• _Challenge_
Give all the lines below again, exactly, with no pictures.

• _Information provided_
------------------------------------------------

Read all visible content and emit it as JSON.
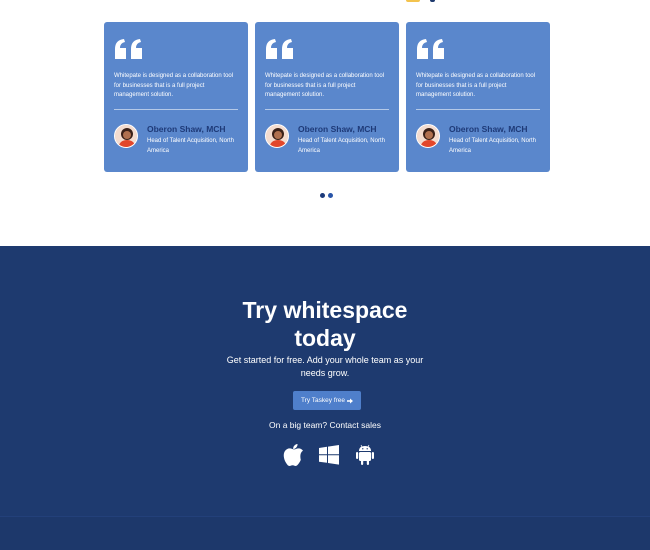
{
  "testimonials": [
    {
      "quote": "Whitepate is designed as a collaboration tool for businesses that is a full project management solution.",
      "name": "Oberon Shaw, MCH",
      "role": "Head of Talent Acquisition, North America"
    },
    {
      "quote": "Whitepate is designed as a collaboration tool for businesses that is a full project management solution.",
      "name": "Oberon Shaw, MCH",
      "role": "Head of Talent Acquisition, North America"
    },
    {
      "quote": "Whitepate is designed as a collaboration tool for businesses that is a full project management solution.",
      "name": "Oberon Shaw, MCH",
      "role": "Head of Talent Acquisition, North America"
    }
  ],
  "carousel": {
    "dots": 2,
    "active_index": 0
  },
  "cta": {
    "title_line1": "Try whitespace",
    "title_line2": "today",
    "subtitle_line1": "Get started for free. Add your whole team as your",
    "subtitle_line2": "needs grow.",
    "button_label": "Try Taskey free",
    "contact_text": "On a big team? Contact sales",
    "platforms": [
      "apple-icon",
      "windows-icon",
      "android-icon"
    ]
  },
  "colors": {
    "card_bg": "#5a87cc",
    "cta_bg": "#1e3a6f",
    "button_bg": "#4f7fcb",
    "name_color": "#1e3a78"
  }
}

------------------------------------------------

• _Complete answer_
Read all visible content and emit it as JSON.
{
  "testimonials": [
    {
      "quote": "Whitepate is designed as a collaboration tool for businesses that is a full project management solution.",
      "name": "Oberon Shaw, MCH",
      "role": "Head of Talent Acquisition, North America"
    },
    {
      "quote": "Whitepate is designed as a collaboration tool for businesses that is a full project management solution.",
      "name": "Oberon Shaw, MCH",
      "role": "Head of Talent Acquisition, North America"
    },
    {
      "quote": "Whitepate is designed as a collaboration tool for businesses that is a full project management solution.",
      "name": "Oberon Shaw, MCH",
      "role": "Head of Talent Acquisition, North America"
    }
  ],
  "carousel": {
    "dots": 2,
    "active_index": 0
  },
  "cta": {
    "title_line1": "Try whitespace",
    "title_line2": "today",
    "subtitle_line1": "Get started for free. Add your whole team as your",
    "subtitle_line2": "needs grow.",
    "button_label": "Try Taskey free",
    "contact_text": "On a big team? Contact sales",
    "platforms": [
      "apple-icon",
      "windows-icon",
      "android-icon"
    ]
  },
  "colors": {
    "card_bg": "#5a87cc",
    "cta_bg": "#1e3a6f",
    "button_bg": "#4f7fcb",
    "name_color": "#1e3a78"
  }
}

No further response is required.